_What needs to be done_: Copy every line of the data that contains the string "bottom".

::::::::

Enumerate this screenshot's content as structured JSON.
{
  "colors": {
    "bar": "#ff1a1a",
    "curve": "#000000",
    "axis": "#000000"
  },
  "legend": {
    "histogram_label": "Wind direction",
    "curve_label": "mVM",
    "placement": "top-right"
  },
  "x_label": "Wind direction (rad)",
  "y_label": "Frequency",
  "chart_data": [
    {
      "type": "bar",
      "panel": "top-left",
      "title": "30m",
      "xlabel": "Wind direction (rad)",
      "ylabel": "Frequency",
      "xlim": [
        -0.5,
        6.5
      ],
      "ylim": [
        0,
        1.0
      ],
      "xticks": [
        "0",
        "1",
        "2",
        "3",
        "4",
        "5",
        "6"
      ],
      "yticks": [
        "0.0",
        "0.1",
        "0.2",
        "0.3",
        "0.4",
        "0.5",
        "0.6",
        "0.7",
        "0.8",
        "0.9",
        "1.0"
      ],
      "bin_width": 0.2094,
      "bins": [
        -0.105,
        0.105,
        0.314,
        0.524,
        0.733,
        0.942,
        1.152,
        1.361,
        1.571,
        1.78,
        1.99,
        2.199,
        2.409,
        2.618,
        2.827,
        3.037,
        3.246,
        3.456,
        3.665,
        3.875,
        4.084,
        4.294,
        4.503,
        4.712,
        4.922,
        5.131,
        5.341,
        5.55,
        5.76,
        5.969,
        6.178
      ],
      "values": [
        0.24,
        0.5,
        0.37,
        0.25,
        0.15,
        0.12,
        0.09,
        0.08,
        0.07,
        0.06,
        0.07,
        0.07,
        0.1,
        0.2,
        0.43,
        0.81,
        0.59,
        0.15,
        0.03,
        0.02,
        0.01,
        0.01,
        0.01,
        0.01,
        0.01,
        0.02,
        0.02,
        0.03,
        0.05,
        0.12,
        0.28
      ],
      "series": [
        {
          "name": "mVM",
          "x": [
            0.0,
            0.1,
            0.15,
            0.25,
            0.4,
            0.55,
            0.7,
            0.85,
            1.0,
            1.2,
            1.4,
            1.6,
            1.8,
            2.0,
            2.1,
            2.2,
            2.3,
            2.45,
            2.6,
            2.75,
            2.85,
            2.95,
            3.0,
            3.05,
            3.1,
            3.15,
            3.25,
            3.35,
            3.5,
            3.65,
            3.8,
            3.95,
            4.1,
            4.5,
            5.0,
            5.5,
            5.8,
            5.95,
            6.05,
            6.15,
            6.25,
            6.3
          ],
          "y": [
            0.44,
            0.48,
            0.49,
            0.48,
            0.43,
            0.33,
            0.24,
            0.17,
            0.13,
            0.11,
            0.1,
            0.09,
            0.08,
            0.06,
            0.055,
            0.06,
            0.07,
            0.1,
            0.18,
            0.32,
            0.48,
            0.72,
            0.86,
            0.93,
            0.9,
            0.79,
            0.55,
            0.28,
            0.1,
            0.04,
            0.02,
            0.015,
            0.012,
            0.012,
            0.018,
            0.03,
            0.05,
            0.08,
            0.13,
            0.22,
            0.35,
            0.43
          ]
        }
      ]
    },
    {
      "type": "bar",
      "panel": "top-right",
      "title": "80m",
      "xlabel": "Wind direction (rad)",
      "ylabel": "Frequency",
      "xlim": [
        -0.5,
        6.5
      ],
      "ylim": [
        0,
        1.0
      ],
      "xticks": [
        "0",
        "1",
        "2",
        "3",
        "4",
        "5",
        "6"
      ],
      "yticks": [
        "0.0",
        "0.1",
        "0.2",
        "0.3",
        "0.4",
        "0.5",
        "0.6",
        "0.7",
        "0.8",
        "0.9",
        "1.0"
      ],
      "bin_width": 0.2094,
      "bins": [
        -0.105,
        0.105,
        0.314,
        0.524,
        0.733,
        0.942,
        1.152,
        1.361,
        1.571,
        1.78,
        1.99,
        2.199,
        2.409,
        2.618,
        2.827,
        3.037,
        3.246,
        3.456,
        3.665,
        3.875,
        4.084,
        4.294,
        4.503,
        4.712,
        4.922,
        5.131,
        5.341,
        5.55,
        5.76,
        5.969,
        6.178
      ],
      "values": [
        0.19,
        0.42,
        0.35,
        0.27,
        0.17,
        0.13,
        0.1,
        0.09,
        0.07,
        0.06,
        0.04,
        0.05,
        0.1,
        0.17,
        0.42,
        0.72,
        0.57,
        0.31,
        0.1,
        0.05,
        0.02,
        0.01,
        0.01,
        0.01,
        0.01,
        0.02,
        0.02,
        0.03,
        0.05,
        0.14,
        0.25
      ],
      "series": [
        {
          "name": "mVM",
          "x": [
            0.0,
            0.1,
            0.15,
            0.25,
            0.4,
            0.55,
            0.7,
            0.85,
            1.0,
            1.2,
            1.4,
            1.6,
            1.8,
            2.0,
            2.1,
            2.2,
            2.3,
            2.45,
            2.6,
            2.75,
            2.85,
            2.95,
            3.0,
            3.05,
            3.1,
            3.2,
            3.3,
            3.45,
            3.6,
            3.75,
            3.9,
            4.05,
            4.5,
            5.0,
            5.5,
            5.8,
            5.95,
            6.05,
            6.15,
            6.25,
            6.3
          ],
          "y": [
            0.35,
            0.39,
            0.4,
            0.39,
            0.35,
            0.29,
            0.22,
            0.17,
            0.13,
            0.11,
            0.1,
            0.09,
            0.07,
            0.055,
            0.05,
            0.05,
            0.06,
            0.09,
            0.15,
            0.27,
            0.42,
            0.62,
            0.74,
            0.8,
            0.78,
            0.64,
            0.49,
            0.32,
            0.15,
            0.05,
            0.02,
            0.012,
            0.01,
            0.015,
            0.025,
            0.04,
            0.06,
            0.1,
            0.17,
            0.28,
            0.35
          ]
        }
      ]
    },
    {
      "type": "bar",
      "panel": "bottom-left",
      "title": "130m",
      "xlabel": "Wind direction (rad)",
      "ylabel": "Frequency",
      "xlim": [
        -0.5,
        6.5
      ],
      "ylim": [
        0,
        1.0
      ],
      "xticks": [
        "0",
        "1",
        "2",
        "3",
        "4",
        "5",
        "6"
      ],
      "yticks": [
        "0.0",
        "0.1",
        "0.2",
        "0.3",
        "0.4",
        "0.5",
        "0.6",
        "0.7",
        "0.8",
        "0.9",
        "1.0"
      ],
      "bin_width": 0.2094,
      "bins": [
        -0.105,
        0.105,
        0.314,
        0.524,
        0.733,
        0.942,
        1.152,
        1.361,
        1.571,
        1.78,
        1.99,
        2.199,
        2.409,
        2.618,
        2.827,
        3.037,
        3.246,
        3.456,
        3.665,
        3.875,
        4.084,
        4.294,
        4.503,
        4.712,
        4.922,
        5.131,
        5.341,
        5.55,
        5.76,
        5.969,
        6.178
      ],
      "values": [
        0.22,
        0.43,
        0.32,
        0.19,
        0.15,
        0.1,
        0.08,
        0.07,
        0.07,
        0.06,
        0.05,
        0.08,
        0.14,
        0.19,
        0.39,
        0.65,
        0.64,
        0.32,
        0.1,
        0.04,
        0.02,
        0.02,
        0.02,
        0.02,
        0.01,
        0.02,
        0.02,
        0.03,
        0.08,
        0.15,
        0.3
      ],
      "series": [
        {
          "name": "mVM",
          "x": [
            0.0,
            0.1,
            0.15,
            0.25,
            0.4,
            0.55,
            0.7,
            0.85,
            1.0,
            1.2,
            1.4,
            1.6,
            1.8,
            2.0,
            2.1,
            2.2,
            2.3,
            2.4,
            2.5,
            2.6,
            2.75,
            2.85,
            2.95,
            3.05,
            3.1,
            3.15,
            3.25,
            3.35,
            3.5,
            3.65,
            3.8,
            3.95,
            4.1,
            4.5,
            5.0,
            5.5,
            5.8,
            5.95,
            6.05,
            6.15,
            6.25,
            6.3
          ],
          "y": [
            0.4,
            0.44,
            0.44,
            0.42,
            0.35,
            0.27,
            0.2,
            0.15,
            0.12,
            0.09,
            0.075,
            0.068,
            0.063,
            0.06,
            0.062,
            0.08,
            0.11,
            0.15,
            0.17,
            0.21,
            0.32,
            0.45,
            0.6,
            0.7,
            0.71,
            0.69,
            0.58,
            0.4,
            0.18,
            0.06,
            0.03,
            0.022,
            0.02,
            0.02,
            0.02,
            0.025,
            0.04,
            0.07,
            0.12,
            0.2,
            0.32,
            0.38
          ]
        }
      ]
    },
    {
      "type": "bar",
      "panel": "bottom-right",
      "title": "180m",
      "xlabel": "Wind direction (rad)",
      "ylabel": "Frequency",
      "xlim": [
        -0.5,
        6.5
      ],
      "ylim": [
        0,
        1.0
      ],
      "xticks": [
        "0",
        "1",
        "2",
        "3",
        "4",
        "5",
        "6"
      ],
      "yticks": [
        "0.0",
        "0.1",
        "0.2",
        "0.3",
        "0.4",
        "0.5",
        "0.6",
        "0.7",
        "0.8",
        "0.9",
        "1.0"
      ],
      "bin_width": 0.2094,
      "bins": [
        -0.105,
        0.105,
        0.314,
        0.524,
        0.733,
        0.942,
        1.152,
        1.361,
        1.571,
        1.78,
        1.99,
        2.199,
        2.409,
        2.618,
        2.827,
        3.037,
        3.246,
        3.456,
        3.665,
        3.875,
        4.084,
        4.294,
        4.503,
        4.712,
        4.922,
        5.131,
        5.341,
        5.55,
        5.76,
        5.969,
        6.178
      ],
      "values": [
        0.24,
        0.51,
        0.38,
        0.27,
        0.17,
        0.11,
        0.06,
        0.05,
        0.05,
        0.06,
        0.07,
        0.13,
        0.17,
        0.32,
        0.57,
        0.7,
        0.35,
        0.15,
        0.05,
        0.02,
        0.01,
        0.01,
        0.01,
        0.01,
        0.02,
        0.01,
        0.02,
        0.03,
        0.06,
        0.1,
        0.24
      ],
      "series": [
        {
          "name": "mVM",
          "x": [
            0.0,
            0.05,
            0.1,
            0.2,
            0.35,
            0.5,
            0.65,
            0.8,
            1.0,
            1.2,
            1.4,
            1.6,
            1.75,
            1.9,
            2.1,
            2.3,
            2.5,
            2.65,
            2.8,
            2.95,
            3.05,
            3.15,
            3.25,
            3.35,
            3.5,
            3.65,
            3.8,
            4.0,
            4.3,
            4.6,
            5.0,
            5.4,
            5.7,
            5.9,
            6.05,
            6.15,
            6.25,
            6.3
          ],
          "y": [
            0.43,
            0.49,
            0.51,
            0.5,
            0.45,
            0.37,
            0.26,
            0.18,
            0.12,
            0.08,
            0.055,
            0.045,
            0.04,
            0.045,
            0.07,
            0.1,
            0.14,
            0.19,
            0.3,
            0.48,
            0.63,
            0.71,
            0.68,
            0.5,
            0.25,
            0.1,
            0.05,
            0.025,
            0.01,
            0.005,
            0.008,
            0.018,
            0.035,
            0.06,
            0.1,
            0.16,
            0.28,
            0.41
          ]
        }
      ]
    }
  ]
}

::::::::

_Written reply_:
      "panel": "bottom-left",
      "panel": "bottom-right",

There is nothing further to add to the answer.